Items from a figure collection:
········
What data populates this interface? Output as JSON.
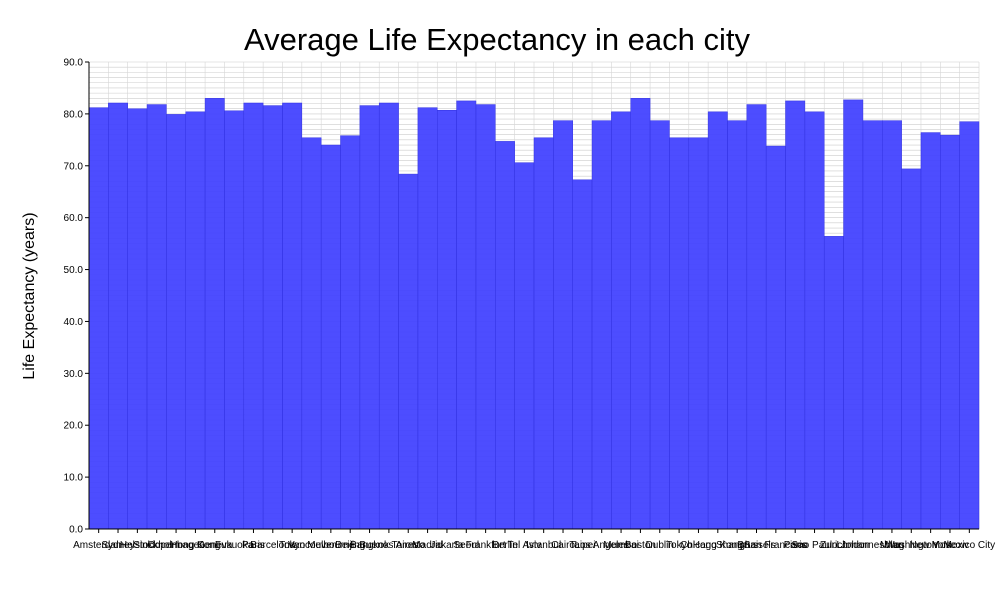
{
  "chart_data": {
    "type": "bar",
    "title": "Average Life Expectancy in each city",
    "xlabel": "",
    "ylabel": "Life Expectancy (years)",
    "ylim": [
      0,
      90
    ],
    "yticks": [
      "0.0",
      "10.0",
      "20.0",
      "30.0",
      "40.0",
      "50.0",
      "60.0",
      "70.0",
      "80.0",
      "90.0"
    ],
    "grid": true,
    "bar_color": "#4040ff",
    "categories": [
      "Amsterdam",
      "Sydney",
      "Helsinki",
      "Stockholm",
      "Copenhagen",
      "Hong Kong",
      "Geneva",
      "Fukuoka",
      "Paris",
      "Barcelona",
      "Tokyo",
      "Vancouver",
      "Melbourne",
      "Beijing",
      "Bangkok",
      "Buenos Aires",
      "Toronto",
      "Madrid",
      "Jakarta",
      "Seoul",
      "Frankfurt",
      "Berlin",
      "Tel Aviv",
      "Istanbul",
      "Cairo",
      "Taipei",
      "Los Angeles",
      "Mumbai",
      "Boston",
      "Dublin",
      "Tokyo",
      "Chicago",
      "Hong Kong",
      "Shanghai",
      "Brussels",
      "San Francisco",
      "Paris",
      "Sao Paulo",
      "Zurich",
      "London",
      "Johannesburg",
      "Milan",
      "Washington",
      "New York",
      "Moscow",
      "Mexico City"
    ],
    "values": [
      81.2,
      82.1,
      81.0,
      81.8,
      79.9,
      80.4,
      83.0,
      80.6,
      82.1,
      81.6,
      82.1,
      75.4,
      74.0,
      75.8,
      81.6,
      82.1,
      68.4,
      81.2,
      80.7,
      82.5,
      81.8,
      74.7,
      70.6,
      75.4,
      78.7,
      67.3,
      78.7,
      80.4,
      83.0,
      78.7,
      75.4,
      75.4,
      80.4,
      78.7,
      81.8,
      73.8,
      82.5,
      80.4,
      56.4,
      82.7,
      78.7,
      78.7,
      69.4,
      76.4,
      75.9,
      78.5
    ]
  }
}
········
Locate the word "Life" in the data above. Copy every line carrying it.

    "title": "Average Life Expectancy in each city",
    "ylabel": "Life Expectancy (years)",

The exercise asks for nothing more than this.